---------- Supplied data
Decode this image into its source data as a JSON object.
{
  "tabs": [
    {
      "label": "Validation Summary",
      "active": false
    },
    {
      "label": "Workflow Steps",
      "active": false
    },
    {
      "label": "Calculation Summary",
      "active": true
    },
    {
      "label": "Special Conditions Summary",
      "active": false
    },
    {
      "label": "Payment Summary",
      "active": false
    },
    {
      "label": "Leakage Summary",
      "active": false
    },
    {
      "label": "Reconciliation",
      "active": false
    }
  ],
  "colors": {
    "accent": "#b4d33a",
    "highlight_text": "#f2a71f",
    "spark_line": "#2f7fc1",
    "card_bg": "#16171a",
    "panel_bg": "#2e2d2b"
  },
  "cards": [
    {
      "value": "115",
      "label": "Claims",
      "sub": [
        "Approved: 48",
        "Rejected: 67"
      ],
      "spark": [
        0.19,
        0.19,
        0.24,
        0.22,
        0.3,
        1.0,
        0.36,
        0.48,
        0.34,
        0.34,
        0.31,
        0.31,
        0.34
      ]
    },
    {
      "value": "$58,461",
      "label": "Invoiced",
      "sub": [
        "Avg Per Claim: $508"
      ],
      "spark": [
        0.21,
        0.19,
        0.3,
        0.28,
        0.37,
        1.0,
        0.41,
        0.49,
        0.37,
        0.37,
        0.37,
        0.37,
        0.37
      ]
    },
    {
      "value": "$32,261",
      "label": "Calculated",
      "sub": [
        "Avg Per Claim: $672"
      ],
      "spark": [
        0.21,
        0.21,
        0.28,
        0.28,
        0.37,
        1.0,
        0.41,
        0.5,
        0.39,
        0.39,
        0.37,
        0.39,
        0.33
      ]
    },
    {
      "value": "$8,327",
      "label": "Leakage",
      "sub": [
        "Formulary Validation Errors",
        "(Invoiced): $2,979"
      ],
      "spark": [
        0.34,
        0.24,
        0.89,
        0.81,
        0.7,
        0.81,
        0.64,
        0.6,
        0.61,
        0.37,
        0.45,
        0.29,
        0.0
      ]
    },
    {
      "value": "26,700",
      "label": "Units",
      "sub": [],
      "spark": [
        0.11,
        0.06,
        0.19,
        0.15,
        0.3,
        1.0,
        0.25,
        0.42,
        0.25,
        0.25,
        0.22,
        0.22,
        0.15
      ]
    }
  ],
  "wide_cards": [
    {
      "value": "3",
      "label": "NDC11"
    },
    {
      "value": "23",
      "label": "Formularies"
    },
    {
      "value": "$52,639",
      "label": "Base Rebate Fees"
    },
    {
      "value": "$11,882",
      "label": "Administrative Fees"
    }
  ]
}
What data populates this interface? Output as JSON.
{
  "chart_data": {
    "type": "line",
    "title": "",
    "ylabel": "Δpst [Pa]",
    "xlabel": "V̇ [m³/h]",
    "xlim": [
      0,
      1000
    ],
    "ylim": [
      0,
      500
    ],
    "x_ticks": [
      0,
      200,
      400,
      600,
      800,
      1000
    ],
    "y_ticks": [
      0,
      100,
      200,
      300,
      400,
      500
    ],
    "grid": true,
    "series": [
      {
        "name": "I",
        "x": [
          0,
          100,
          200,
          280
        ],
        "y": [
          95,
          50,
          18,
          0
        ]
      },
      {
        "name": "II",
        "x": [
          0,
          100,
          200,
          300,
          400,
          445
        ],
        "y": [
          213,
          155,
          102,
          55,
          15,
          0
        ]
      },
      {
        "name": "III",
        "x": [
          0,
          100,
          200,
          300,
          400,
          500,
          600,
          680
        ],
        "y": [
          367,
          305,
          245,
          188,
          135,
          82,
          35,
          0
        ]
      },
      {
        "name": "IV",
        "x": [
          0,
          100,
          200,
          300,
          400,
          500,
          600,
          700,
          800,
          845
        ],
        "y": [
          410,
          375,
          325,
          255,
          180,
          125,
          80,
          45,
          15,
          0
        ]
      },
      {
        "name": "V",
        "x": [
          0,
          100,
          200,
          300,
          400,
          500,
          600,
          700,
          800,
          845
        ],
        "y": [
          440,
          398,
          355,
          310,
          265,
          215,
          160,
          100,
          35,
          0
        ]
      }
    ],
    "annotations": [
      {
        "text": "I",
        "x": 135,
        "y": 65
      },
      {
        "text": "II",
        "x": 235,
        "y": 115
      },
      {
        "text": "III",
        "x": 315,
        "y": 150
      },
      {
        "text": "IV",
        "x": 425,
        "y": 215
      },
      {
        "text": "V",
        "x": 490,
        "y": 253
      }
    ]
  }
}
--------------------
• **What the exercise asks**
Every line in the data that holds "Validation" should be copied out.

• **Final answer**
      "label": "Validation Summary",
        "Formulary Validation Errors",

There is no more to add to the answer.